* [Exercise input]:
begin

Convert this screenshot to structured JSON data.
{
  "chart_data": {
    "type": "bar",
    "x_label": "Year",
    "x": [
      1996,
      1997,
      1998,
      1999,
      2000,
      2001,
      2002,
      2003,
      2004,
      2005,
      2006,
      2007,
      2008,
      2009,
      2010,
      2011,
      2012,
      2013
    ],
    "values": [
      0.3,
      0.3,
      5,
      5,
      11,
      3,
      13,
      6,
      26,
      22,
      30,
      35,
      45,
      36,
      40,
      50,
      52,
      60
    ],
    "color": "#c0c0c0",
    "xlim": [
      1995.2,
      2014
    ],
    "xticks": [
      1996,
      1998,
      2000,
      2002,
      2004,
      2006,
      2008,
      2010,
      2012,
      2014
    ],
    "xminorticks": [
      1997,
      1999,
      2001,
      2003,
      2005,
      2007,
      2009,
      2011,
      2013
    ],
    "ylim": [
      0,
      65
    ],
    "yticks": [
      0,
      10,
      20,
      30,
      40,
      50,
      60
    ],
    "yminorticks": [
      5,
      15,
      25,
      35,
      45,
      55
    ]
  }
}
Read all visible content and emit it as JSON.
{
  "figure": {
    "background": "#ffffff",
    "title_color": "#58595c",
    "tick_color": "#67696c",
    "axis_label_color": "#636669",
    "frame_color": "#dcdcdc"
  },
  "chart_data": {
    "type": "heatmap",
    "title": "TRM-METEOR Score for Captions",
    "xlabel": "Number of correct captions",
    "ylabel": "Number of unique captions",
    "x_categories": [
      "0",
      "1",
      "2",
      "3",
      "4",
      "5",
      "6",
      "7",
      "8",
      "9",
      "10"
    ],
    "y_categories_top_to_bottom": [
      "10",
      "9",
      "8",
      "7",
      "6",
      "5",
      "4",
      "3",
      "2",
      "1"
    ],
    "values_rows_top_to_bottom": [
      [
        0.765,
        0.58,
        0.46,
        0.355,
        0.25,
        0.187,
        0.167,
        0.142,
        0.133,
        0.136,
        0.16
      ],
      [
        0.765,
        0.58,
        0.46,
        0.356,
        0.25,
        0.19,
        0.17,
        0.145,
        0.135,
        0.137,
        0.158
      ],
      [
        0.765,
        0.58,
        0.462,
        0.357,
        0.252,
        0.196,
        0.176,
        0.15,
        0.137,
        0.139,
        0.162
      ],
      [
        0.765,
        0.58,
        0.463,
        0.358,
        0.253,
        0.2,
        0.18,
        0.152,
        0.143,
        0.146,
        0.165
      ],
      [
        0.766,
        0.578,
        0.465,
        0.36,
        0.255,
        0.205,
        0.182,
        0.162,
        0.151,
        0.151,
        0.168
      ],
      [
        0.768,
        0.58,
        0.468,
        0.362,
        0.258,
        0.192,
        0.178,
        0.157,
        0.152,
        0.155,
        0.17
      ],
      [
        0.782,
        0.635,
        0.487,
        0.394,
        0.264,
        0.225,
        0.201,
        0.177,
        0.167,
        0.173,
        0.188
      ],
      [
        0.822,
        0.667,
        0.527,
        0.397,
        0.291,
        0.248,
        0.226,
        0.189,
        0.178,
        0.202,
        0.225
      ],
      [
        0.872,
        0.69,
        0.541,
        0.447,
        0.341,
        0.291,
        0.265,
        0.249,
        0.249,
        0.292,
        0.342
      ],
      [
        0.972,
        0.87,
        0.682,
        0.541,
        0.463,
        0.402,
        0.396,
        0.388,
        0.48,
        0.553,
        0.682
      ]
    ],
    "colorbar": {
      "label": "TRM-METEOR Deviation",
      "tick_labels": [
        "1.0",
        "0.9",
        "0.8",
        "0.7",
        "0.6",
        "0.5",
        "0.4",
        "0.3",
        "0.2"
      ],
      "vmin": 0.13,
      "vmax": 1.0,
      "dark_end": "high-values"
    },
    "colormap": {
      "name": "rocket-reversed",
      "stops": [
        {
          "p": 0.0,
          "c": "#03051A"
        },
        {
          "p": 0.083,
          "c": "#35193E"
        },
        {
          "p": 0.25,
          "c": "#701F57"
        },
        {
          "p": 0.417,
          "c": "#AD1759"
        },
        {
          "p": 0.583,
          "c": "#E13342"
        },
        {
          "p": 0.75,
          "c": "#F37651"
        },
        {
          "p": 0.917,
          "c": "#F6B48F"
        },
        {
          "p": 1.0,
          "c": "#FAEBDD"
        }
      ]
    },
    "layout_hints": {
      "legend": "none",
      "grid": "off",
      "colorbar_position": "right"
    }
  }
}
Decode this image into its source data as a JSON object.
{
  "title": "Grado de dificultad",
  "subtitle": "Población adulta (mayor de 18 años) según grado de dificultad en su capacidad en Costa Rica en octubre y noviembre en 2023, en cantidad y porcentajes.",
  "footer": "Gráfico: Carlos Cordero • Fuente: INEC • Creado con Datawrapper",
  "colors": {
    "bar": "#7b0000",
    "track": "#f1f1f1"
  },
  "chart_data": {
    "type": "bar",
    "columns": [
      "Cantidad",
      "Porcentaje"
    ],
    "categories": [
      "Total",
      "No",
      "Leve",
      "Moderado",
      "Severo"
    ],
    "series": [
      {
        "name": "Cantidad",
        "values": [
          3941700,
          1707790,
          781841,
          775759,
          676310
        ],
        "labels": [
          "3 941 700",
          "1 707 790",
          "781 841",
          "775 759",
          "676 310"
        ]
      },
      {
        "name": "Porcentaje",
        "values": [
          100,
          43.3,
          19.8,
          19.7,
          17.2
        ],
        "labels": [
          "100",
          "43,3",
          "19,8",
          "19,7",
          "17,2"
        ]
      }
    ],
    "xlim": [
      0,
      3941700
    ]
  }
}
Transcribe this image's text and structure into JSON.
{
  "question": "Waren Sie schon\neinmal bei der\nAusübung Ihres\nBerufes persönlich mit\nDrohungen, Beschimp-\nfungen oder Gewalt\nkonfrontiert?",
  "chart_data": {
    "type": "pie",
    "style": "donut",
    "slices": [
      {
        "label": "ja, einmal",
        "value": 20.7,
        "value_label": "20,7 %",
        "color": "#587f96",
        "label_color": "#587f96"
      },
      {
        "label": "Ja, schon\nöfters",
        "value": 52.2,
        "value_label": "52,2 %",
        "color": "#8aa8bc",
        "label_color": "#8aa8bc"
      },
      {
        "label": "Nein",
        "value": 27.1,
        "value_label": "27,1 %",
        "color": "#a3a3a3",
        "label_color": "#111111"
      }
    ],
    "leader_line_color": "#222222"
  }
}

end

* [Directive]:
Find each line holding the word "type" and copy it.

* [Finished answer]:
    "type": "bar",
    "type": "heatmap",
    "type": "bar",
    "type": "pie",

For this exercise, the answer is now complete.